- **WRITTEN EXERCISE**
Among the entries below, find the lines with "Produce" and copy them.

- **MATERIAL FOR THIS EXERCISE**
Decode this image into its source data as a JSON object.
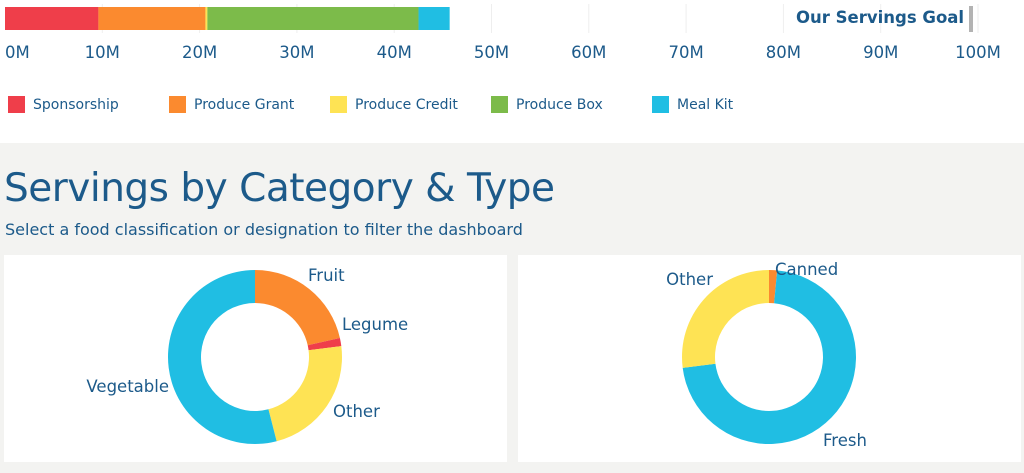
{
  "colors": {
    "Sponsorship": "#ef3e4a",
    "Produce Grant": "#fb8a2f",
    "Produce Credit": "#fee354",
    "Produce Box": "#7cbb4a",
    "Meal Kit": "#20bee3",
    "text": "#1c5a8a",
    "goal_marker": "#b3b3b3",
    "gridline": "#eeeeee"
  },
  "goal": {
    "label": "Our Servings Goal",
    "value": 100
  },
  "chart_data": [
    {
      "type": "bar",
      "orientation": "horizontal",
      "stacked": true,
      "units": "M",
      "xlim": [
        0,
        100
      ],
      "ticks": [
        0,
        10,
        20,
        30,
        40,
        50,
        60,
        70,
        80,
        90,
        100
      ],
      "tick_labels": [
        "0M",
        "10M",
        "20M",
        "30M",
        "40M",
        "50M",
        "60M",
        "70M",
        "80M",
        "90M",
        "100M"
      ],
      "grid": true,
      "legend_position": "bottom",
      "series": [
        {
          "name": "Sponsorship",
          "value": 9.6
        },
        {
          "name": "Produce Grant",
          "value": 11.0
        },
        {
          "name": "Produce Credit",
          "value": 0.2
        },
        {
          "name": "Produce Box",
          "value": 21.7
        },
        {
          "name": "Meal Kit",
          "value": 3.2
        }
      ]
    },
    {
      "type": "pie",
      "donut": true,
      "slices": [
        {
          "label": "Fruit",
          "value": 21.5,
          "color": "#fb8a2f"
        },
        {
          "label": "Legume",
          "value": 1.5,
          "color": "#ef3e4a"
        },
        {
          "label": "Other",
          "value": 23.0,
          "color": "#fee354"
        },
        {
          "label": "Vegetable",
          "value": 54.0,
          "color": "#20bee3"
        }
      ]
    },
    {
      "type": "pie",
      "donut": true,
      "slices": [
        {
          "label": "Canned",
          "value": 1.5,
          "color": "#fb8a2f"
        },
        {
          "label": "Fresh",
          "value": 71.5,
          "color": "#20bee3"
        },
        {
          "label": "Other",
          "value": 27.0,
          "color": "#fee354"
        }
      ]
    }
  ],
  "section": {
    "title": "Servings by Category & Type",
    "subtitle": "Select a food classification or designation to filter the dashboard"
  }
}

- **RESPONSE TO THIS EXERCISE**
    "Produce Grant": "#fb8a2f",
    "Produce Credit": "#fee354",
    "Produce Box": "#7cbb4a",
          "name": "Produce Grant",
          "name": "Produce Credit",
          "name": "Produce Box",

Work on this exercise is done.